Work required — Extract each line of the records below that contains the word "JSON".

Lines of data
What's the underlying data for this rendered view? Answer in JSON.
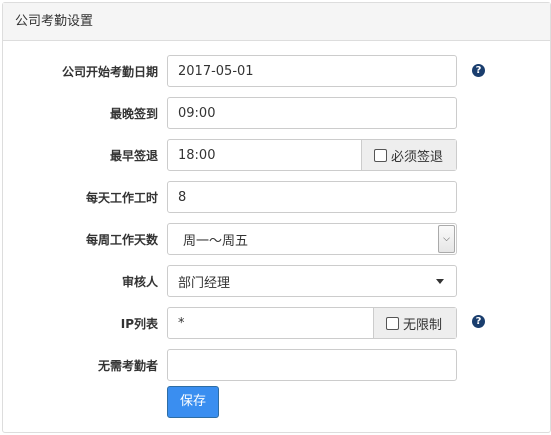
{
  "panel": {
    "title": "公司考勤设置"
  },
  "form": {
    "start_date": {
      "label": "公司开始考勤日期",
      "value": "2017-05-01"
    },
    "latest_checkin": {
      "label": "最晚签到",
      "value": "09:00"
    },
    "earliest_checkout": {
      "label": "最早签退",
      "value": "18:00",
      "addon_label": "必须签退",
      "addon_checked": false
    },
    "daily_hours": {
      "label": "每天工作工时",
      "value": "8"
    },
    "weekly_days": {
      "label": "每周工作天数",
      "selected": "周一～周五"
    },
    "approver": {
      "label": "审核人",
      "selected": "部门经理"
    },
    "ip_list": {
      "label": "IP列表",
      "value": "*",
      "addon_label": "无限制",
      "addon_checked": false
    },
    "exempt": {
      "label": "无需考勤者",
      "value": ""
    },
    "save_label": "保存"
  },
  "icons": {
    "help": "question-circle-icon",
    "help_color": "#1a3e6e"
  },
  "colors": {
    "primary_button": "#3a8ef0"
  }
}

---

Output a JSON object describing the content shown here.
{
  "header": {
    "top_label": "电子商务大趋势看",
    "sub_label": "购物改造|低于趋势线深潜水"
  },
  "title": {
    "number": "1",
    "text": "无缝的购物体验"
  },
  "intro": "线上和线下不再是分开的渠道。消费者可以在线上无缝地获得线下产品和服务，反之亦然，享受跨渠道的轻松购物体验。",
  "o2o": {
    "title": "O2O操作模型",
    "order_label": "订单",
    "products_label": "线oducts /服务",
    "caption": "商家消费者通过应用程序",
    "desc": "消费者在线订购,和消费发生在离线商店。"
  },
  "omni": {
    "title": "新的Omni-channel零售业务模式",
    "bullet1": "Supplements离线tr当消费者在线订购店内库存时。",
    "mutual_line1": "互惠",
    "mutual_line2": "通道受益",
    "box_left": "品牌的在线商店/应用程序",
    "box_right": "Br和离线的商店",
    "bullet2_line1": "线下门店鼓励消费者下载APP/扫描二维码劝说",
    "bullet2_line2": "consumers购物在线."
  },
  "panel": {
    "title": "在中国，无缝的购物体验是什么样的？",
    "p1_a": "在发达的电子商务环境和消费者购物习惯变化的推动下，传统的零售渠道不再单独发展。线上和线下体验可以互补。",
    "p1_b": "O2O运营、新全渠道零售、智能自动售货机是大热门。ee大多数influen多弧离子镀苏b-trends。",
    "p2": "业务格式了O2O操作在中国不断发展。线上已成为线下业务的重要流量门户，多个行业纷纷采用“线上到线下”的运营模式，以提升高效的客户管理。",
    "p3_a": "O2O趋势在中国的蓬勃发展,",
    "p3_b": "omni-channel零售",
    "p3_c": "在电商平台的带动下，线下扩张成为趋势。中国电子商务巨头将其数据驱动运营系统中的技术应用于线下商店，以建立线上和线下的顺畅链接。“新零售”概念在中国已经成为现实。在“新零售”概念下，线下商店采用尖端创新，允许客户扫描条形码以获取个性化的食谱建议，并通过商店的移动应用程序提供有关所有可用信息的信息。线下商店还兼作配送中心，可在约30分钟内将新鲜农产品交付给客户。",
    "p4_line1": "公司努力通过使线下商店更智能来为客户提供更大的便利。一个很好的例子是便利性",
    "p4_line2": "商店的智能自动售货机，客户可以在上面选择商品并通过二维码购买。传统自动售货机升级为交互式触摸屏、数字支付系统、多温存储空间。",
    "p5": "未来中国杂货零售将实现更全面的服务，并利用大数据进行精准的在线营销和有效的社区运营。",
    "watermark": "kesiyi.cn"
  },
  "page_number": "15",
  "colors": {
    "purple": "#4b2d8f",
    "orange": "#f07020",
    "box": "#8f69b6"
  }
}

Written solution —
What's the underlying data for this rendered view? Answer in JSON.
Output a JSON object describing the content shown here.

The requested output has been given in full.